▶ [DATASET CONTENT]:

--- START ---

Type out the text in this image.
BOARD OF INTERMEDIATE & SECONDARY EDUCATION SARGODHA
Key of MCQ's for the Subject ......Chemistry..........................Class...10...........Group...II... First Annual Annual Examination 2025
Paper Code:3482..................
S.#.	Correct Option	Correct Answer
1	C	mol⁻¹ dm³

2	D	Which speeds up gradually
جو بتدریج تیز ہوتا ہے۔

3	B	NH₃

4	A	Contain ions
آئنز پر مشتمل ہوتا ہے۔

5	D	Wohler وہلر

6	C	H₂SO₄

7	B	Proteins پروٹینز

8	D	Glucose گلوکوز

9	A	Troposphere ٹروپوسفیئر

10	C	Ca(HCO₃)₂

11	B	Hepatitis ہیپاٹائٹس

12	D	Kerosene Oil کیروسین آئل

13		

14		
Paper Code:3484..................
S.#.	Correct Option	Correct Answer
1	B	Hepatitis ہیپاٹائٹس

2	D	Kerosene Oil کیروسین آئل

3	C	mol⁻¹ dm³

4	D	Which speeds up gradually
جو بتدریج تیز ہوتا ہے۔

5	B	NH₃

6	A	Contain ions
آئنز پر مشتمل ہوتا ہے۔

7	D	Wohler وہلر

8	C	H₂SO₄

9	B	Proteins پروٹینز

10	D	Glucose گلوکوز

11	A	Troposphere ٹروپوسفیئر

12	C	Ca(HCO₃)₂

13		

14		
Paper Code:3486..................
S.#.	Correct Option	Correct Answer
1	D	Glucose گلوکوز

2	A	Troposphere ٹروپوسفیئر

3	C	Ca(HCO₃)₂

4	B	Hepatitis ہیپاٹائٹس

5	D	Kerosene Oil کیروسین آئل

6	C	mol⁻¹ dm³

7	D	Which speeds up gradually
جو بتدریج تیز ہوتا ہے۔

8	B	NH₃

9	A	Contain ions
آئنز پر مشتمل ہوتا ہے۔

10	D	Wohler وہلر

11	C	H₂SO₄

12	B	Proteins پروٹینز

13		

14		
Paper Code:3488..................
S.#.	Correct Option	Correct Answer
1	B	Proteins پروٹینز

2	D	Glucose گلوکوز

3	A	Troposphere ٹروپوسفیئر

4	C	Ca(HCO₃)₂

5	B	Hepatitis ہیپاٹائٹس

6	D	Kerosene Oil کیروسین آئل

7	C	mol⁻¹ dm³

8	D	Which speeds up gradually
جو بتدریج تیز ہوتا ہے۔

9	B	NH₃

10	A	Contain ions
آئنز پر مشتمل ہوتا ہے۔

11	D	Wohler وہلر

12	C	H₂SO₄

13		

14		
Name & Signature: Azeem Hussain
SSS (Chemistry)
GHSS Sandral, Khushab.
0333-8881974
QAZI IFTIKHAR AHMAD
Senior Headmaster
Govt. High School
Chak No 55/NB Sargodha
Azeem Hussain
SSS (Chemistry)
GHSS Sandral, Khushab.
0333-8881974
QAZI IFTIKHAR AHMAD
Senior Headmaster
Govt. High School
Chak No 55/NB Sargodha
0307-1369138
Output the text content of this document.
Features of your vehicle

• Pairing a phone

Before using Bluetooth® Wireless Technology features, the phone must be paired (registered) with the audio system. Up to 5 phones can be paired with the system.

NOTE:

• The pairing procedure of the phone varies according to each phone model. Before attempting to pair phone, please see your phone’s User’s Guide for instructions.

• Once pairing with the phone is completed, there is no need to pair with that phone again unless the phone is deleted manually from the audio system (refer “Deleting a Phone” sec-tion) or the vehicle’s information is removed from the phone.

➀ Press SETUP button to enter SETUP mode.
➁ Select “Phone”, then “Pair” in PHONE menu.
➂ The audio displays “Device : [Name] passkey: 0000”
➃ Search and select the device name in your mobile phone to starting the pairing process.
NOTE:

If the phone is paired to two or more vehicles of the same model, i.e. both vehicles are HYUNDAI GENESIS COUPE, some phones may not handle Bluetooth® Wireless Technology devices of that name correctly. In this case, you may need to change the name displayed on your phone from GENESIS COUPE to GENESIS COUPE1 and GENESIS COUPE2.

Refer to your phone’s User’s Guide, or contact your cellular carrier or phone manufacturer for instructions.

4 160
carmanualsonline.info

--- END ---

▶ [GOAL OF THE EXERCISE]:
Word for word, repeat every line of the data.

▶ [COMPLETED EXERCISE]:
Type out the text in this image.
BOARD OF INTERMEDIATE & SECONDARY EDUCATION SARGODHA
Key of MCQ's for the Subject ......Chemistry..........................Class...10...........Group...II... First Annual Annual Examination 2025
Paper Code:3482..................
S.#.	Correct Option	Correct Answer
1	C	mol⁻¹ dm³

2	D	Which speeds up gradually
جو بتدریج تیز ہوتا ہے۔

3	B	NH₃

4	A	Contain ions
آئنز پر مشتمل ہوتا ہے۔

5	D	Wohler وہلر

6	C	H₂SO₄

7	B	Proteins پروٹینز

8	D	Glucose گلوکوز

9	A	Troposphere ٹروپوسفیئر

10	C	Ca(HCO₃)₂

11	B	Hepatitis ہیپاٹائٹس

12	D	Kerosene Oil کیروسین آئل

13		

14		
Paper Code:3484..................
S.#.	Correct Option	Correct Answer
1	B	Hepatitis ہیپاٹائٹس

2	D	Kerosene Oil کیروسین آئل

3	C	mol⁻¹ dm³

4	D	Which speeds up gradually
جو بتدریج تیز ہوتا ہے۔

5	B	NH₃

6	A	Contain ions
آئنز پر مشتمل ہوتا ہے۔

7	D	Wohler وہلر

8	C	H₂SO₄

9	B	Proteins پروٹینز

10	D	Glucose گلوکوز

11	A	Troposphere ٹروپوسفیئر

12	C	Ca(HCO₃)₂

13		

14		
Paper Code:3486..................
S.#.	Correct Option	Correct Answer
1	D	Glucose گلوکوز

2	A	Troposphere ٹروپوسفیئر

3	C	Ca(HCO₃)₂

4	B	Hepatitis ہیپاٹائٹس

5	D	Kerosene Oil کیروسین آئل

6	C	mol⁻¹ dm³

7	D	Which speeds up gradually
جو بتدریج تیز ہوتا ہے۔

8	B	NH₃

9	A	Contain ions
آئنز پر مشتمل ہوتا ہے۔

10	D	Wohler وہلر

11	C	H₂SO₄

12	B	Proteins پروٹینز

13		

14		
Paper Code:3488..................
S.#.	Correct Option	Correct Answer
1	B	Proteins پروٹینز

2	D	Glucose گلوکوز

3	A	Troposphere ٹروپوسفیئر

4	C	Ca(HCO₃)₂

5	B	Hepatitis ہیپاٹائٹس

6	D	Kerosene Oil کیروسین آئل

7	C	mol⁻¹ dm³

8	D	Which speeds up gradually
جو بتدریج تیز ہوتا ہے۔

9	B	NH₃

10	A	Contain ions
آئنز پر مشتمل ہوتا ہے۔

11	D	Wohler وہلر

12	C	H₂SO₄

13		

14		
Name & Signature: Azeem Hussain
SSS (Chemistry)
GHSS Sandral, Khushab.
0333-8881974
QAZI IFTIKHAR AHMAD
Senior Headmaster
Govt. High School
Chak No 55/NB Sargodha
Azeem Hussain
SSS (Chemistry)
GHSS Sandral, Khushab.
0333-8881974
QAZI IFTIKHAR AHMAD
Senior Headmaster
Govt. High School
Chak No 55/NB Sargodha
0307-1369138
Output the text content of this document.
Features of your vehicle

• Pairing a phone

Before using Bluetooth® Wireless Technology features, the phone must be paired (registered) with the audio system. Up to 5 phones can be paired with the system.

NOTE:

• The pairing procedure of the phone varies according to each phone model. Before attempting to pair phone, please see your phone’s User’s Guide for instructions.

• Once pairing with the phone is completed, there is no need to pair with that phone again unless the phone is deleted manually from the audio system (refer “Deleting a Phone” sec-tion) or the vehicle’s information is removed from the phone.

➀ Press SETUP button to enter SETUP mode.
➁ Select “Phone”, then “Pair” in PHONE menu.
➂ The audio displays “Device : [Name] passkey: 0000”
➃ Search and select the device name in your mobile phone to starting the pairing process.
NOTE:

If the phone is paired to two or more vehicles of the same model, i.e. both vehicles are HYUNDAI GENESIS COUPE, some phones may not handle Bluetooth® Wireless Technology devices of that name correctly. In this case, you may need to change the name displayed on your phone from GENESIS COUPE to GENESIS COUPE1 and GENESIS COUPE2.

Refer to your phone’s User’s Guide, or contact your cellular carrier or phone manufacturer for instructions.

4 160
carmanualsonline.info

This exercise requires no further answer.